### [WHAT THE TASK REQUIRES]
Find the lines with the string "DMAb" and return them.

* BEGIN LISTED RECORDS *

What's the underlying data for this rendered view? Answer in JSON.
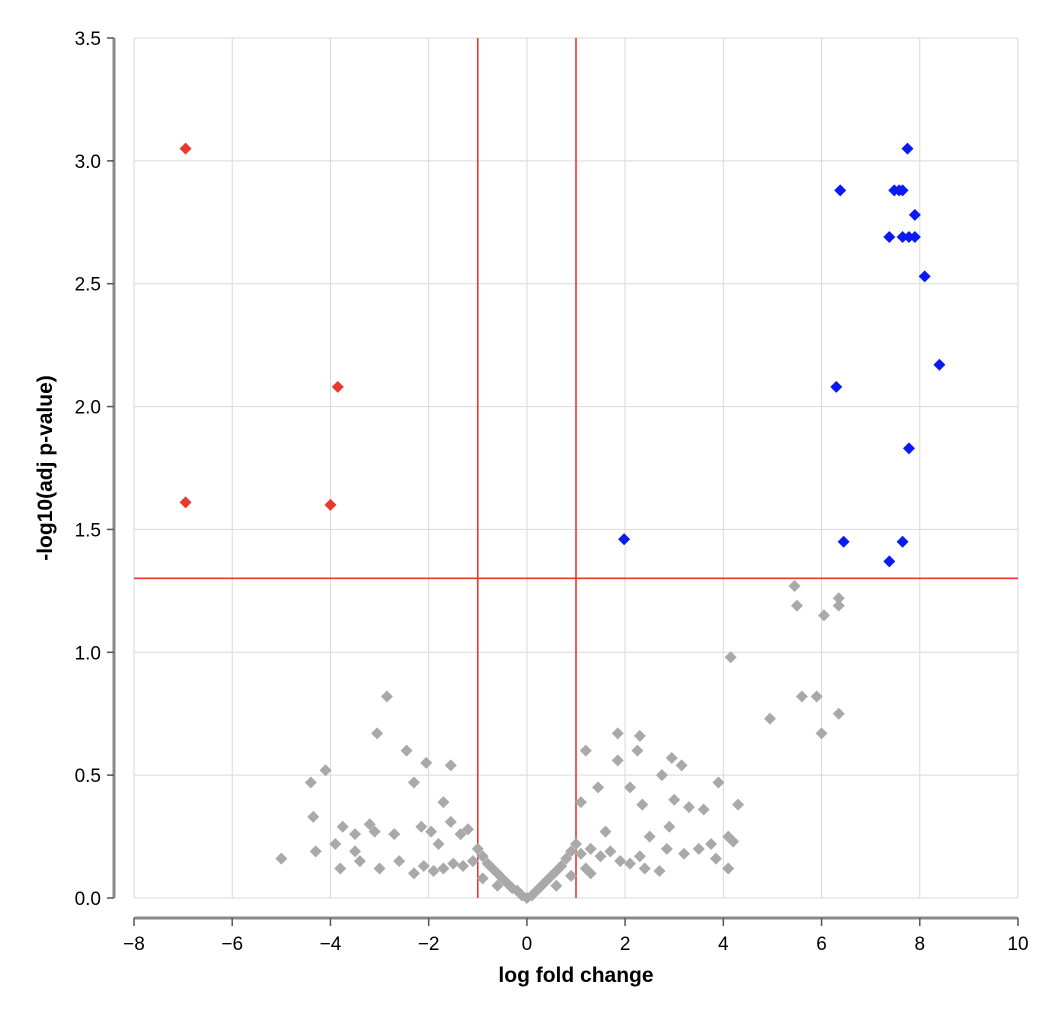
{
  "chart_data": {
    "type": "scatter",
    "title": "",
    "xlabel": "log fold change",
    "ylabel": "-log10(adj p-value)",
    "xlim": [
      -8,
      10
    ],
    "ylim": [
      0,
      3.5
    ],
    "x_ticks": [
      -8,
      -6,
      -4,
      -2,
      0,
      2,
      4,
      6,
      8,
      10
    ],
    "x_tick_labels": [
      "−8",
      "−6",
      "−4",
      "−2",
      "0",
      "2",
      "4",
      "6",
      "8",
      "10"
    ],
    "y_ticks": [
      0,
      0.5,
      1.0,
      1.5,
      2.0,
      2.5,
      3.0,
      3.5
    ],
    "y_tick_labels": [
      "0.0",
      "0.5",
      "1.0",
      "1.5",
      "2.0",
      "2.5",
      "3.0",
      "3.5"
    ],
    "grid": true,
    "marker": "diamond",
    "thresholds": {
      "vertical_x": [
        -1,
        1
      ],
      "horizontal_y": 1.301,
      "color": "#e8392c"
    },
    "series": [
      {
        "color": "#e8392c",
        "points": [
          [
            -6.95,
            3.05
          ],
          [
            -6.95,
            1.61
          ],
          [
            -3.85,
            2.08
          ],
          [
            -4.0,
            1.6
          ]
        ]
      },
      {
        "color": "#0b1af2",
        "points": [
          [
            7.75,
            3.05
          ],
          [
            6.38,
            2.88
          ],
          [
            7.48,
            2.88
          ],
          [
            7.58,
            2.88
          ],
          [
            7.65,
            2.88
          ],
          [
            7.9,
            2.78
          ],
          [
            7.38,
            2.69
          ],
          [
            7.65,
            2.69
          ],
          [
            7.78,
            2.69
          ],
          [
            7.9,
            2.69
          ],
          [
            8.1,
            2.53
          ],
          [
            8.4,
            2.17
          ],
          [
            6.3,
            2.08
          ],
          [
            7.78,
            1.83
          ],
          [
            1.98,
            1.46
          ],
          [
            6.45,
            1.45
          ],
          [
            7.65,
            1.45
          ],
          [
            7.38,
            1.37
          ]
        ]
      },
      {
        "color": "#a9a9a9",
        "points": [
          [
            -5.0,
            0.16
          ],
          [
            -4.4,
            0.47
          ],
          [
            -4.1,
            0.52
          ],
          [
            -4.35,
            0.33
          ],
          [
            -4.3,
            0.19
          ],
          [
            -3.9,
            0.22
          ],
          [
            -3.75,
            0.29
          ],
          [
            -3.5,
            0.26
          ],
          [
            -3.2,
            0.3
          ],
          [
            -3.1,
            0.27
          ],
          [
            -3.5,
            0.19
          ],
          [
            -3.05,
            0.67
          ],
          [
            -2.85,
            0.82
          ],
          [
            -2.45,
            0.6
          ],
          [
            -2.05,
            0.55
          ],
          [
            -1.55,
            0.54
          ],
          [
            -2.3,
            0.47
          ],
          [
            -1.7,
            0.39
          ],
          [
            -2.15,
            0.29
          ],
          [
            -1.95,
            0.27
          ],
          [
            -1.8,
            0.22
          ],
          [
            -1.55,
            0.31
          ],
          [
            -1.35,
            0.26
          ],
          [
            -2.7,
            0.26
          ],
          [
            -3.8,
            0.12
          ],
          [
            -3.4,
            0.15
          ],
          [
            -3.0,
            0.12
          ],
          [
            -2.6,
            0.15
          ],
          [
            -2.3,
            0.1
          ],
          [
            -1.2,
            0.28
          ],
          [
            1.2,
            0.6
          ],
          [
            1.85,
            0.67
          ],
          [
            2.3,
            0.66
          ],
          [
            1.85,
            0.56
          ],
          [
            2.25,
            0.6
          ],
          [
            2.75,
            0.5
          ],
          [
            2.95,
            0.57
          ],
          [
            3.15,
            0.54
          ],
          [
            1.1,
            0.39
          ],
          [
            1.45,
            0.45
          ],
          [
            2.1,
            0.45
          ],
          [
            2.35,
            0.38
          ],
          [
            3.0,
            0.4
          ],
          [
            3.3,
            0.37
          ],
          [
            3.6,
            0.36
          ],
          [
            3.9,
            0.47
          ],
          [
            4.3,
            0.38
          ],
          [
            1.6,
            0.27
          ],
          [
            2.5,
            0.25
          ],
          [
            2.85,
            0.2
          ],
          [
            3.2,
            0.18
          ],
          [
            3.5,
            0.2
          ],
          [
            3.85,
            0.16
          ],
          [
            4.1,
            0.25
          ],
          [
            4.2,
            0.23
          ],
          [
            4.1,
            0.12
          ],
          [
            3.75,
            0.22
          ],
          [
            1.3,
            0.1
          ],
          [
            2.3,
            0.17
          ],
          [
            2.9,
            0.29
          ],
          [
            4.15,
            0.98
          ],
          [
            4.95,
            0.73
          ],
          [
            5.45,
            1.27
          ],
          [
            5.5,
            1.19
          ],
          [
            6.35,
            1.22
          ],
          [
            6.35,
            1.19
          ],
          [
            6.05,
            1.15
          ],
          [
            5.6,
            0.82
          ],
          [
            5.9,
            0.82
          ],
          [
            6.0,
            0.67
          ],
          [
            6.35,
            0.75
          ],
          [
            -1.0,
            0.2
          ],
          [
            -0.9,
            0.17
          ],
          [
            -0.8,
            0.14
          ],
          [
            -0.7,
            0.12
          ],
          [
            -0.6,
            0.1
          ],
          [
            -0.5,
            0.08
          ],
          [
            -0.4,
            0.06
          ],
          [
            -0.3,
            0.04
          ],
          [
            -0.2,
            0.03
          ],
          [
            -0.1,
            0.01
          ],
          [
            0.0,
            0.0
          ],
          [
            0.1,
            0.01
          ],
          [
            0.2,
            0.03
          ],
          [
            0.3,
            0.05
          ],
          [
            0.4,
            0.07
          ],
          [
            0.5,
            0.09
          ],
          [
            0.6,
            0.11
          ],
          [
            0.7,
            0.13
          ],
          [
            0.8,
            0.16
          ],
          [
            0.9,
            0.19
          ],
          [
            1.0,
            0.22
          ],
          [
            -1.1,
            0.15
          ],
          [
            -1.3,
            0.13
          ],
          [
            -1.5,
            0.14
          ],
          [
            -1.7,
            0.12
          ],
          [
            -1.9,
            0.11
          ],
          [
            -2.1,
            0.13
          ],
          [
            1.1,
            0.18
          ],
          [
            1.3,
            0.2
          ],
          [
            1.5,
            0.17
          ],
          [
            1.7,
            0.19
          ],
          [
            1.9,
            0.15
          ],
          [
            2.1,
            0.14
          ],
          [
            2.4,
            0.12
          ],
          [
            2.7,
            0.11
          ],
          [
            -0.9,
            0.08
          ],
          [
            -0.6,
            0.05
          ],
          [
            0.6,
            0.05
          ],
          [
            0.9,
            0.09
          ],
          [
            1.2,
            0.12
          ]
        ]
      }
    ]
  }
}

* END LISTED RECORDS *
* BEGIN LISTED RECORDS *

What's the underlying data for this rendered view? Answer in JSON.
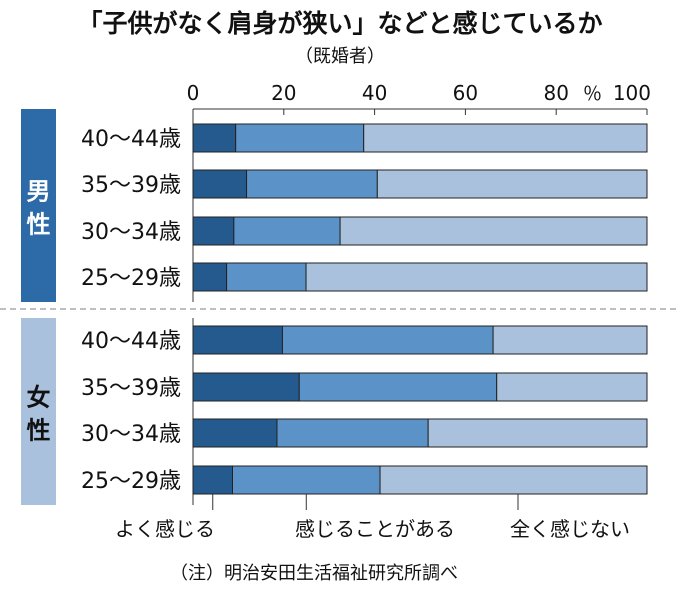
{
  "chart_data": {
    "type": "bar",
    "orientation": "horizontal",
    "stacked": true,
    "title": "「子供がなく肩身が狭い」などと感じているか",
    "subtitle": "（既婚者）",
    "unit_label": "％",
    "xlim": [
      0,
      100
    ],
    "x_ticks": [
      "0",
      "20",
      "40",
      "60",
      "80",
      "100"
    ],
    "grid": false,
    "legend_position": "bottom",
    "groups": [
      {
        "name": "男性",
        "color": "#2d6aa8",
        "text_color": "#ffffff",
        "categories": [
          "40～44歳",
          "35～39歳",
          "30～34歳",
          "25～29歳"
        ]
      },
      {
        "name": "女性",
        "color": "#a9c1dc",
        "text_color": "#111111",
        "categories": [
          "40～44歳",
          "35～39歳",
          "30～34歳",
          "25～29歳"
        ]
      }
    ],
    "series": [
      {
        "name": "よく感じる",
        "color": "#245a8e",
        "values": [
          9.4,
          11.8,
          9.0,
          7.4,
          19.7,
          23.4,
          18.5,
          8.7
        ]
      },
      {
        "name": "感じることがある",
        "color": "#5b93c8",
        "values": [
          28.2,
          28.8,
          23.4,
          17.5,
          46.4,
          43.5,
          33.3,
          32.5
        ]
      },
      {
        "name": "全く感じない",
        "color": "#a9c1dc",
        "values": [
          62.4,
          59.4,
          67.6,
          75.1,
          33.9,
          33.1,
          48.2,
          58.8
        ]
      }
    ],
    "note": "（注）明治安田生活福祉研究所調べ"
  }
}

* END LISTED RECORDS *
* BEGIN LISTED RECORDS *

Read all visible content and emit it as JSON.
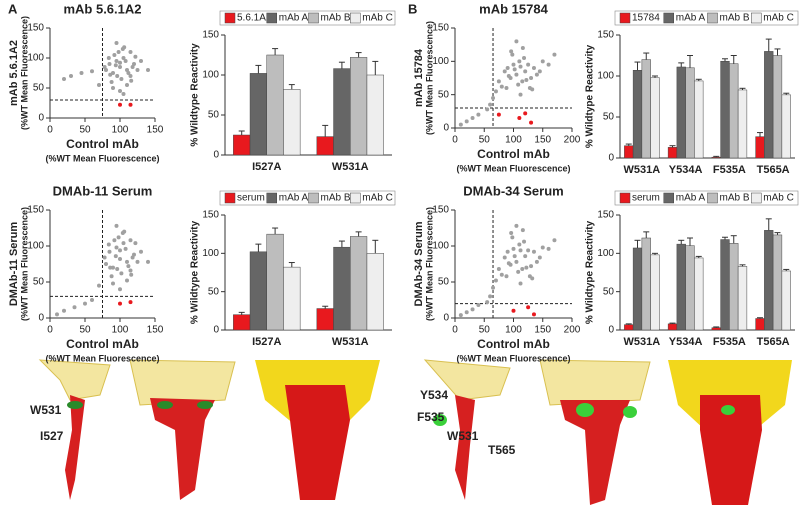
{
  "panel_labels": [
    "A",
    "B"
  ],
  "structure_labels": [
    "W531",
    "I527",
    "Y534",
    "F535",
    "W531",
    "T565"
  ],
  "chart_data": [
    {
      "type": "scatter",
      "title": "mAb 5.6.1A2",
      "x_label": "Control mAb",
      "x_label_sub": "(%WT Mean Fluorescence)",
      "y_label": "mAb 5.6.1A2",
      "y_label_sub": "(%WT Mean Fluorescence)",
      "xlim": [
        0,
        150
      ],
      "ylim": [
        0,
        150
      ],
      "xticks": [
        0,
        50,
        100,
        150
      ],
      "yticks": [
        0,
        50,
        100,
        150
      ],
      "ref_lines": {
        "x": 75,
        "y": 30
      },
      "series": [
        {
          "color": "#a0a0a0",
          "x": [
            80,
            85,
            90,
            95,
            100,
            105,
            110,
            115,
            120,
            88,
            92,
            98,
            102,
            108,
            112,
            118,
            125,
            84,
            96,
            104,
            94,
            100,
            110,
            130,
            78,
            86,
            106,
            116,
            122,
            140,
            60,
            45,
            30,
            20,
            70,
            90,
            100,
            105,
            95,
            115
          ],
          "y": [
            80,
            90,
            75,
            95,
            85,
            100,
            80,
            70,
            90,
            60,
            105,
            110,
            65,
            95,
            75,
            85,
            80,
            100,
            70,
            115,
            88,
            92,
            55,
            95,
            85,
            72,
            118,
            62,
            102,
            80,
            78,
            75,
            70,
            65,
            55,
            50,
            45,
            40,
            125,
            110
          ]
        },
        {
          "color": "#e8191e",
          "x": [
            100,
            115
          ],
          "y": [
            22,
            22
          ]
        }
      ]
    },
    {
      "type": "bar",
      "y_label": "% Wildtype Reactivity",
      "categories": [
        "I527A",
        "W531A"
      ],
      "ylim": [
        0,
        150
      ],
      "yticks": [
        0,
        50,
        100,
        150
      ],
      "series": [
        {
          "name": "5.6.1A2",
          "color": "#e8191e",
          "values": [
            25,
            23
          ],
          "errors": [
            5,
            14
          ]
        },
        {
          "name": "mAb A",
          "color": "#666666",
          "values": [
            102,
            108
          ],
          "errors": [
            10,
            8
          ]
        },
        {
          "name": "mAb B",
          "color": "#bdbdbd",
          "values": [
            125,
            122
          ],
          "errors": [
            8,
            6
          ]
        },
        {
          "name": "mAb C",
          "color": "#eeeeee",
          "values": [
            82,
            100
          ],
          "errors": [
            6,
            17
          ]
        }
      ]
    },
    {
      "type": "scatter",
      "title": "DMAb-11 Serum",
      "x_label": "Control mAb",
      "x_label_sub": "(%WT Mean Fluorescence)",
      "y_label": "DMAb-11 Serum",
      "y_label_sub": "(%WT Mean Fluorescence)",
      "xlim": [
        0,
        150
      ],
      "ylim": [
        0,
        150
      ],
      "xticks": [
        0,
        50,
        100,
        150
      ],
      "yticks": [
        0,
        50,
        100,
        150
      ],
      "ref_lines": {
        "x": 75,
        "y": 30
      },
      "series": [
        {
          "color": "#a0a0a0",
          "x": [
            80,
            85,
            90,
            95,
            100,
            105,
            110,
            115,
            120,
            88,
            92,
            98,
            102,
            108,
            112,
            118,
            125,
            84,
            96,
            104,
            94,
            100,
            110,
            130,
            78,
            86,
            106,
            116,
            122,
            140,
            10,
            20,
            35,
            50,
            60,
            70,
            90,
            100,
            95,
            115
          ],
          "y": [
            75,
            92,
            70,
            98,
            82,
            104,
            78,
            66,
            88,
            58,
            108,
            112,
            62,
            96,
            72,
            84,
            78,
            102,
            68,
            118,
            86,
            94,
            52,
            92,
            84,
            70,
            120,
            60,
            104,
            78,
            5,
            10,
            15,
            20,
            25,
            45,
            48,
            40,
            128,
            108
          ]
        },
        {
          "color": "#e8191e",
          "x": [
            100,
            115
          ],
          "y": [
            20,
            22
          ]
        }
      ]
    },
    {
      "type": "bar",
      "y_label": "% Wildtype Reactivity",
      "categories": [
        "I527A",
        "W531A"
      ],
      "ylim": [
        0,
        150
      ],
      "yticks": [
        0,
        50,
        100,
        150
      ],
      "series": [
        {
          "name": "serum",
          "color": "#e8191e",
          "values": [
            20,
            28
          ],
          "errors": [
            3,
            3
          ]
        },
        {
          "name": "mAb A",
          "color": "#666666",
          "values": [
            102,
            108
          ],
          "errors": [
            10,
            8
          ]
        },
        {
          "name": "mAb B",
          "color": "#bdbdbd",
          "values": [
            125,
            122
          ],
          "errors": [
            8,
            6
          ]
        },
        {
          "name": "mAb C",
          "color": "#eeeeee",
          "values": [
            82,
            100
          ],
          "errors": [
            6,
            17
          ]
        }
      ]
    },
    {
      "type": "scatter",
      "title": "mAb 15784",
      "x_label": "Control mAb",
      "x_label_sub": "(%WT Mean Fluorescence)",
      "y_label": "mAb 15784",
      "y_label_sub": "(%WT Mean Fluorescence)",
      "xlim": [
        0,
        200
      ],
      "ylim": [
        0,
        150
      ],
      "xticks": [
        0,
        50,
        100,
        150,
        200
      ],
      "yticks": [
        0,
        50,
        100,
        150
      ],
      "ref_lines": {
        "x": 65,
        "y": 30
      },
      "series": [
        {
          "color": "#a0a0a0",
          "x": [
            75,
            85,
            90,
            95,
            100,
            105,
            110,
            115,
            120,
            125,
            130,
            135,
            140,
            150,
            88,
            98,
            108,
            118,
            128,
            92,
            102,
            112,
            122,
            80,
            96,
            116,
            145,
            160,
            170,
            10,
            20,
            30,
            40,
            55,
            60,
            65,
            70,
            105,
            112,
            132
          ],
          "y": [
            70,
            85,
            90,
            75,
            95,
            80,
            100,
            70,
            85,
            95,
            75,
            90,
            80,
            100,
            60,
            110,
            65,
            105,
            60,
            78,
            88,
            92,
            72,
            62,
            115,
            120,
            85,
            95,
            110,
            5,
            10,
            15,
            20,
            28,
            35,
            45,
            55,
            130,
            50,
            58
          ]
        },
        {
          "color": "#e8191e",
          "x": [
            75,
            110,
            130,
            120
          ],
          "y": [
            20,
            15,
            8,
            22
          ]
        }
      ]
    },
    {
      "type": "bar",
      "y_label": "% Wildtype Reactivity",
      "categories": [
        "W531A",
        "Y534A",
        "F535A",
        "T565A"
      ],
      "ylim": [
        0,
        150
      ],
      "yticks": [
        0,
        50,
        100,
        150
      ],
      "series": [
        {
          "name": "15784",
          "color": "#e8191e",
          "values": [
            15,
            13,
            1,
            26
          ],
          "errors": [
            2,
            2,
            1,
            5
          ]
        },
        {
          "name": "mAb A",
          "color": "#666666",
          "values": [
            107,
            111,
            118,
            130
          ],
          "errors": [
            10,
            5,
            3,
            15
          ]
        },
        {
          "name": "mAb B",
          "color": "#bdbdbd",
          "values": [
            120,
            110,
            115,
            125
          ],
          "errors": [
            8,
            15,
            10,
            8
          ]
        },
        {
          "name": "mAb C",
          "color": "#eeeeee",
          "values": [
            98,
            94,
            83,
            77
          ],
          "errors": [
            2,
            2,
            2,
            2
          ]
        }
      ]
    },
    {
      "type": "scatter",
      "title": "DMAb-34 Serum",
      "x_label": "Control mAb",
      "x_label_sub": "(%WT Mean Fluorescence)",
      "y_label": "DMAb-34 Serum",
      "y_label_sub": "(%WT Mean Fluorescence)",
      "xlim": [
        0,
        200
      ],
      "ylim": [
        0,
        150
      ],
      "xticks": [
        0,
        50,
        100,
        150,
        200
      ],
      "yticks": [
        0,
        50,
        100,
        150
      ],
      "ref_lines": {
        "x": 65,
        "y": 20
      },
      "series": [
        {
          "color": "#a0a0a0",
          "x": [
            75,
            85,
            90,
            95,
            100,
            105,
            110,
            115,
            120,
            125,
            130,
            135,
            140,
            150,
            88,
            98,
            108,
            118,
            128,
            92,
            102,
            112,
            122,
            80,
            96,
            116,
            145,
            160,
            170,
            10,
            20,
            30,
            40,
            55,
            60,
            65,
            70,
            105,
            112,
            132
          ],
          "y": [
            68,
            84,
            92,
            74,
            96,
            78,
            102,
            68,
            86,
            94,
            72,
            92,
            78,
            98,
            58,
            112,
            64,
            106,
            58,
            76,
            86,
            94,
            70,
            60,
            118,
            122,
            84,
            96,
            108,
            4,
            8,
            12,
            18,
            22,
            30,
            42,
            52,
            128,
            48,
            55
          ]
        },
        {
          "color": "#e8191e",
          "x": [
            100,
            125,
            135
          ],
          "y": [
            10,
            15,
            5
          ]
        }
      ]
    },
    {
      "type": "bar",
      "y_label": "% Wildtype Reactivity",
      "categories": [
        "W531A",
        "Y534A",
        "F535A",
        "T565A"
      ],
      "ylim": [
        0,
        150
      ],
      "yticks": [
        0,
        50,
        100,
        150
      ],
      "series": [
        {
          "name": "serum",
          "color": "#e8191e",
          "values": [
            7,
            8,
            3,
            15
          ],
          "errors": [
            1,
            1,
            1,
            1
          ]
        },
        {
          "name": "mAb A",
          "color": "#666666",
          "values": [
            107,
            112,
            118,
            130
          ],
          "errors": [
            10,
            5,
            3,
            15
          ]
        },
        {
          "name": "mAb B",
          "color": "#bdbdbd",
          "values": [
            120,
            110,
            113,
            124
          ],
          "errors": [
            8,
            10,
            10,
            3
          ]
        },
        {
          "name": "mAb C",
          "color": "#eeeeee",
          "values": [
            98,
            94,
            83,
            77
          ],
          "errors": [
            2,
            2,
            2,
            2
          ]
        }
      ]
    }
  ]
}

* END LISTED RECORDS *

### [ANSWER FOR THE TASK]
      "title": "DMAb-11 Serum",
      "y_label": "DMAb-11 Serum",
      "title": "DMAb-34 Serum",
      "y_label": "DMAb-34 Serum",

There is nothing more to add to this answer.